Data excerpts
────────────────────
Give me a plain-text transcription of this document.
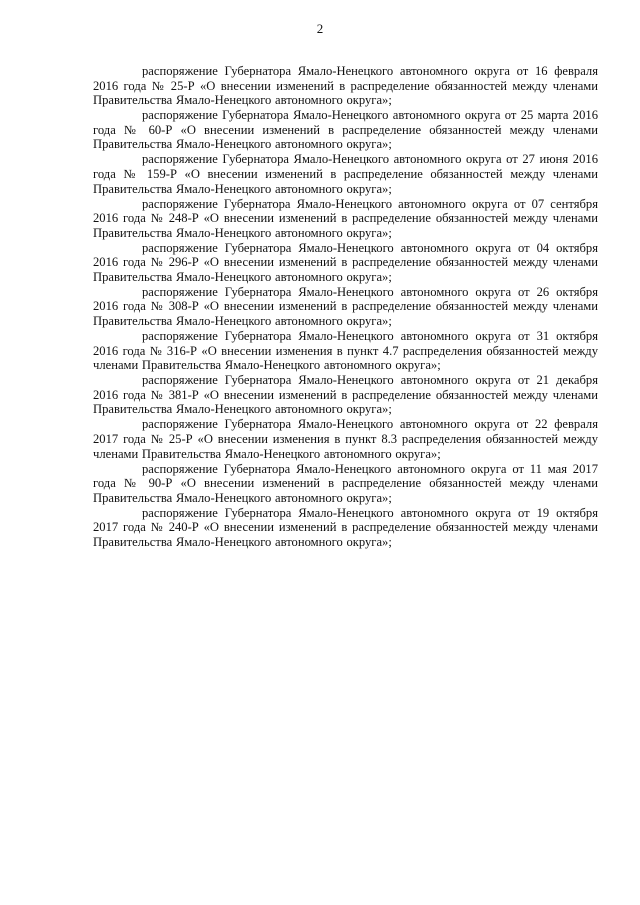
2

распоряжение Губернатора Ямало-Ненецкого автономного округа от 16 февраля 2016 года № 25-Р «О внесении изменений в распределение обязанностей между членами Правительства Ямало-Ненецкого автономного округа»;

распоряжение Губернатора Ямало-Ненецкого автономного округа от 25 марта 2016 года № 60-Р «О внесении изменений в распределение обязанностей между членами Правительства Ямало-Ненецкого автономного округа»;

распоряжение Губернатора Ямало-Ненецкого автономного округа от 27 июня 2016 года № 159-Р «О внесении изменений в распределение обязанностей между членами Правительства Ямало-Ненецкого автономного округа»;

распоряжение Губернатора Ямало-Ненецкого автономного округа от 07 сентября 2016 года № 248-Р «О внесении изменений в распределение обязанностей между членами Правительства Ямало-Ненецкого автономного округа»;

распоряжение Губернатора Ямало-Ненецкого автономного округа от 04 октября 2016 года № 296-Р «О внесении изменений в распределение обязанностей между членами Правительства Ямало-Ненецкого автономного округа»;

распоряжение Губернатора Ямало-Ненецкого автономного округа от 26 октября 2016 года № 308-Р «О внесении изменений в распределение обязанностей между членами Правительства Ямало-Ненецкого автономного округа»;

распоряжение Губернатора Ямало-Ненецкого автономного округа от 31 октября 2016 года № 316-Р «О внесении изменения в пункт 4.7 распределения обязанностей между членами Правительства Ямало-Ненецкого автономного округа»;

распоряжение Губернатора Ямало-Ненецкого автономного округа от 21 декабря 2016 года № 381-Р «О внесении изменений в распределение обязанностей между членами Правительства Ямало-Ненецкого автономного округа»;

распоряжение Губернатора Ямало-Ненецкого автономного округа от 22 февраля 2017 года № 25-Р «О внесении изменения в пункт 8.3 распределения обязанностей между членами Правительства Ямало-Ненецкого автономного округа»;

распоряжение Губернатора Ямало-Ненецкого автономного округа от 11 мая 2017 года № 90-Р «О внесении изменений в распределение обязанностей между членами Правительства Ямало-Ненецкого автономного округа»;

распоряжение Губернатора Ямало-Ненецкого автономного округа от 19 октября 2017 года № 240-Р «О внесении изменений в распределение обязанностей между членами Правительства Ямало-Ненецкого автономного округа»;
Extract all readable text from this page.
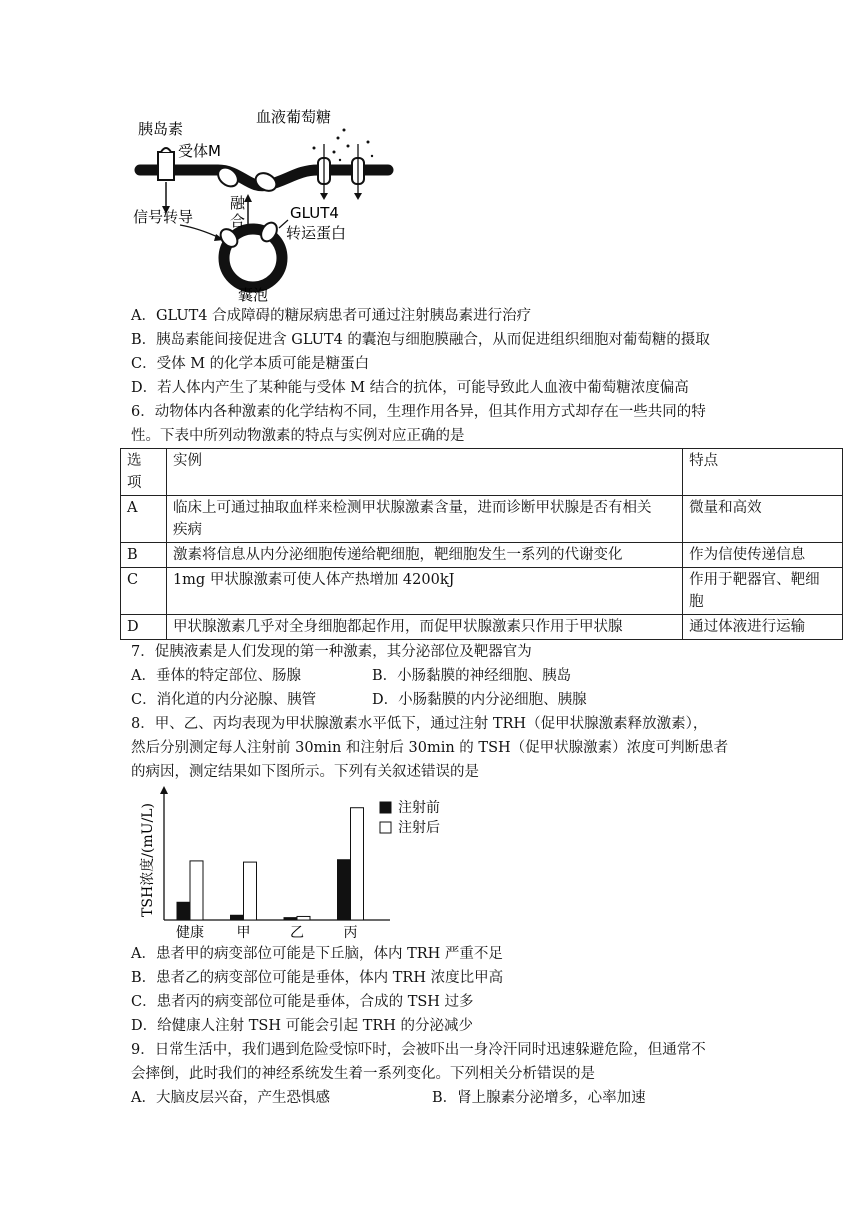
胰岛素
受体M
血液葡萄糖
信号转导
融
合	GLUT4
转运蛋白
囊泡
A．GLUT4 合成障碍的糖尿病患者可通过注射胰岛素进行治疗
B．胰岛素能间接促进含 GLUT4 的囊泡与细胞膜融合，从而促进组织细胞对葡萄糖的摄取
C．受体 M 的化学本质可能是糖蛋白
D．若人体内产生了某种能与受体 M 结合的抗体，可能导致此人血液中葡萄糖浓度偏高
6．动物体内各种激素的化学结构不同，生理作用各异，但其作用方式却存在一些共同的特
性。下表中所列动物激素的特点与实例对应正确的是
选
项	实例	特点
A	临床上可通过抽取血样来检测甲状腺激素含量，进而诊断甲状腺是否有相关
疾病	微量和高效
B	激素将信息从内分泌细胞传递给靶细胞，靶细胞发生一系列的代谢变化	作为信使传递信息
C	1mg 甲状腺激素可使人体产热增加 4200kJ	作用于靶器官、靶细
胞
D	甲状腺激素几乎对全身细胞都起作用，而促甲状腺激素只作用于甲状腺	通过体液进行运输
7．促胰液素是人们发现的第一种激素，其分泌部位及靶器官为
A．垂体的特定部位、肠腺	B．小肠黏膜的神经细胞、胰岛
C．消化道的内分泌腺、胰管	D．小肠黏膜的内分泌细胞、胰腺
8．甲、乙、丙均表现为甲状腺激素水平低下，通过注射 TRH（促甲状腺激素释放激素），
然后分别测定每人注射前 30min 和注射后 30min 的 TSH（促甲状腺激素）浓度可判断患者
的病因，测定结果如下图所示。下列有关叙述错误的是
健康 甲	乙	丙
注射前
注射后
TSH浓度/(mU/L)
A．患者甲的病变部位可能是下丘脑，体内 TRH 严重不足
B．患者乙的病变部位可能是垂体，体内 TRH 浓度比甲高
C．患者丙的病变部位可能是垂体，合成的 TSH 过多
D．给健康人注射 TSH 可能会引起 TRH 的分泌减少
9．日常生活中，我们遇到危险受惊吓时，会被吓出一身冷汗同时迅速躲避危险，但通常不
会摔倒，此时我们的神经系统发生着一系列变化。下列相关分析错误的是
A．大脑皮层兴奋，产生恐惧感	B．肾上腺素分泌增多，心率加速
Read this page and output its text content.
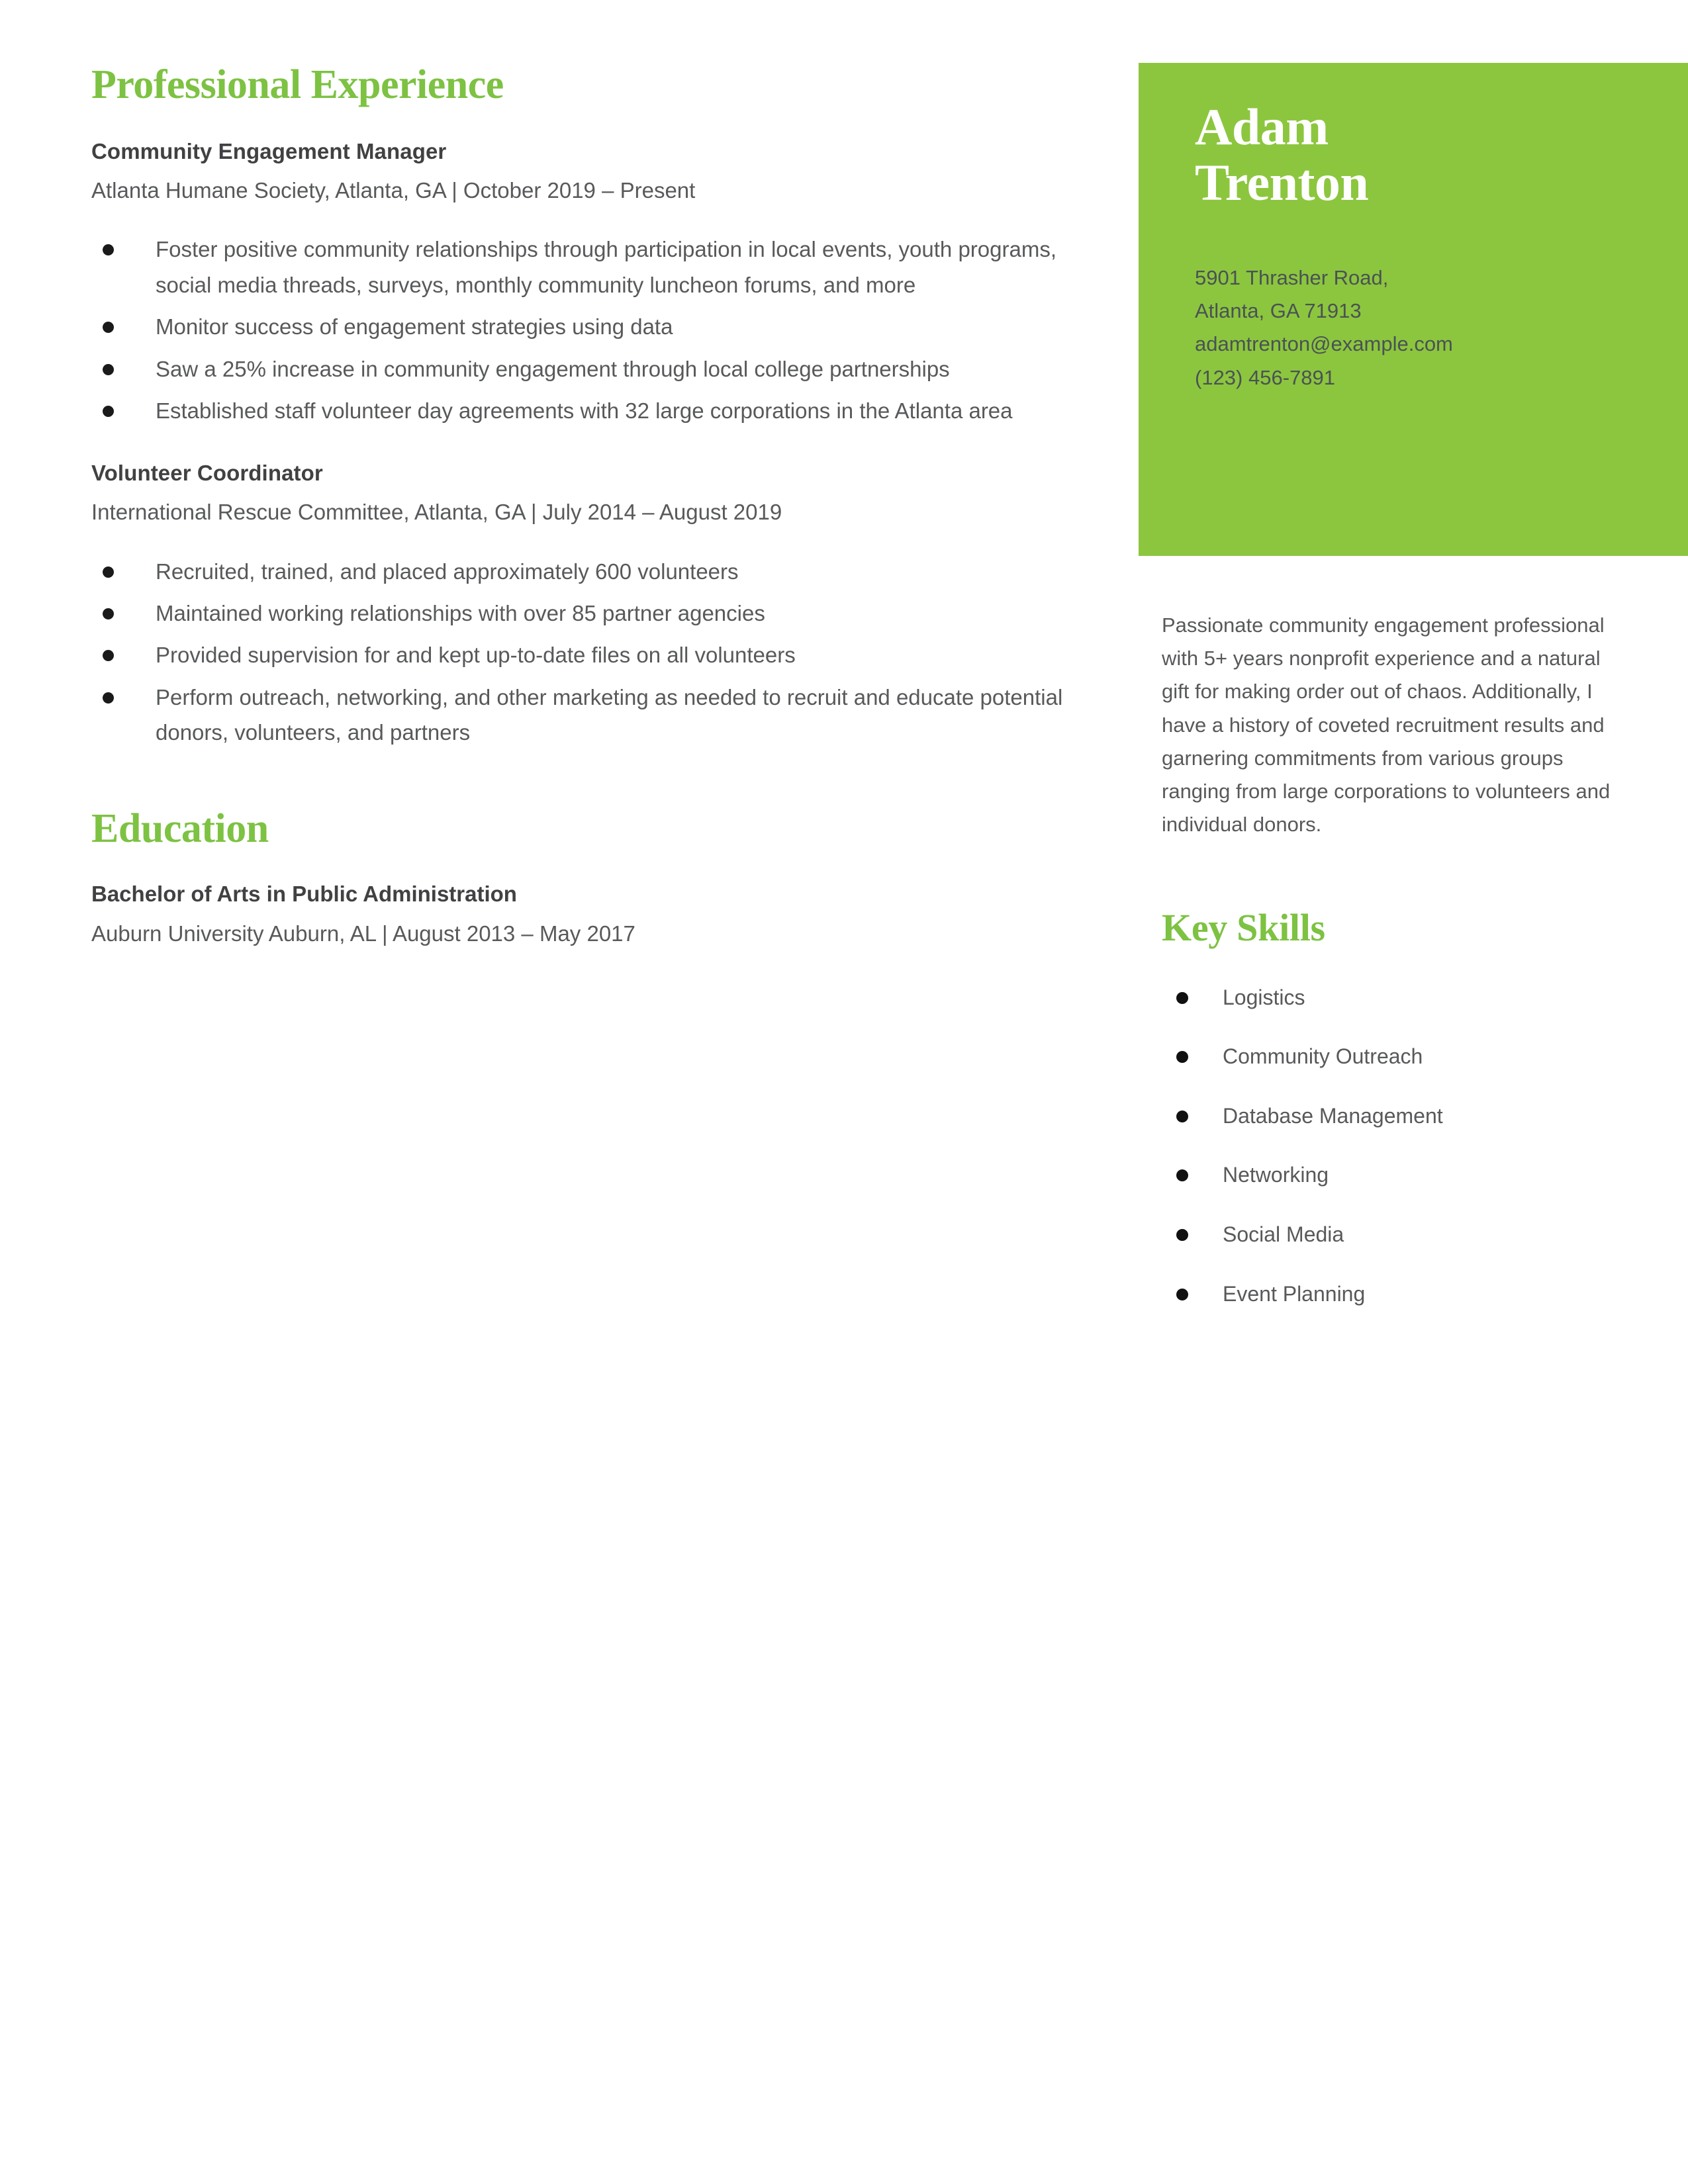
Professional Experience
Community Engagement Manager
Atlanta Humane Society, Atlanta, GA | October 2019 – Present
Foster positive community relationships through participation in local events, youth programs, social media threads, surveys, monthly community luncheon forums, and more
Monitor success of engagement strategies using data
Saw a 25% increase in community engagement through local college partnerships
Established staff volunteer day agreements with 32 large corporations in the Atlanta area
Volunteer Coordinator
International Rescue Committee, Atlanta, GA | July 2014 – August 2019
Recruited, trained, and placed approximately 600 volunteers
Maintained working relationships with over 85 partner agencies
Provided supervision for and kept up-to-date files on all volunteers
Perform outreach, networking, and other marketing as needed to recruit and educate potential donors, volunteers, and partners
Education
Bachelor of Arts in Public Administration
Auburn University Auburn, AL | August 2013 – May 2017
Adam
Trenton
5901 Thrasher Road,
Atlanta, GA 71913
adamtrenton@example.com
(123) 456-7891

Passionate community engagement professional with 5+ years nonprofit experience and a natural gift for making order out of chaos. Additionally, I have a history of coveted recruitment results and garnering commitments from various groups ranging from large corporations to volunteers and individual donors.

Key Skills
Logistics
Community Outreach
Database Management
Networking
Social Media
Event Planning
────────────────────
- [Exercise] State how many lines of the data include the word "relationships", with nothing else.

- [The completed task] 2